[TASK GOAL] Retype every record below exactly as it is written.
===
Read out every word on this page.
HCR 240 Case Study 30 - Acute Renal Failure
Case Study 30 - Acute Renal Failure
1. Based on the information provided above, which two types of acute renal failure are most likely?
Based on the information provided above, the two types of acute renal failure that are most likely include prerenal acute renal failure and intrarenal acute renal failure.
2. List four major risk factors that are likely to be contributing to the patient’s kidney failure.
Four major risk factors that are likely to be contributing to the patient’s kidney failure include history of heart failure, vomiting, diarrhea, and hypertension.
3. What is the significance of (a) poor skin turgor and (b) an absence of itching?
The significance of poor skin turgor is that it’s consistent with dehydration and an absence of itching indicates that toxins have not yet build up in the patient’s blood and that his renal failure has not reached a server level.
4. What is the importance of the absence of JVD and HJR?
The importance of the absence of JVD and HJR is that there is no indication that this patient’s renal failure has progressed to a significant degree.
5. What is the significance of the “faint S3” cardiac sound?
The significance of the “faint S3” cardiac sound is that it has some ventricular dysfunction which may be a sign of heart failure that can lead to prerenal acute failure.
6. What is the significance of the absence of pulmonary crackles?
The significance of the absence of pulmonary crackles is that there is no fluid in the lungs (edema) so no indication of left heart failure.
===
[RESULT BELOW]
Read out every word on this page.
HCR 240 Case Study 30 - Acute Renal Failure
Case Study 30 - Acute Renal Failure
1. Based on the information provided above, which two types of acute renal failure are most likely?
Based on the information provided above, the two types of acute renal failure that are most likely include prerenal acute renal failure and intrarenal acute renal failure.
2. List four major risk factors that are likely to be contributing to the patient’s kidney failure.
Four major risk factors that are likely to be contributing to the patient’s kidney failure include history of heart failure, vomiting, diarrhea, and hypertension.
3. What is the significance of (a) poor skin turgor and (b) an absence of itching?
The significance of poor skin turgor is that it’s consistent with dehydration and an absence of itching indicates that toxins have not yet build up in the patient’s blood and that his renal failure has not reached a server level.
4. What is the importance of the absence of JVD and HJR?
The importance of the absence of JVD and HJR is that there is no indication that this patient’s renal failure has progressed to a significant degree.
5. What is the significance of the “faint S3” cardiac sound?
The significance of the “faint S3” cardiac sound is that it has some ventricular dysfunction which may be a sign of heart failure that can lead to prerenal acute failure.
6. What is the significance of the absence of pulmonary crackles?
The significance of the absence of pulmonary crackles is that there is no fluid in the lungs (edema) so no indication of left heart failure.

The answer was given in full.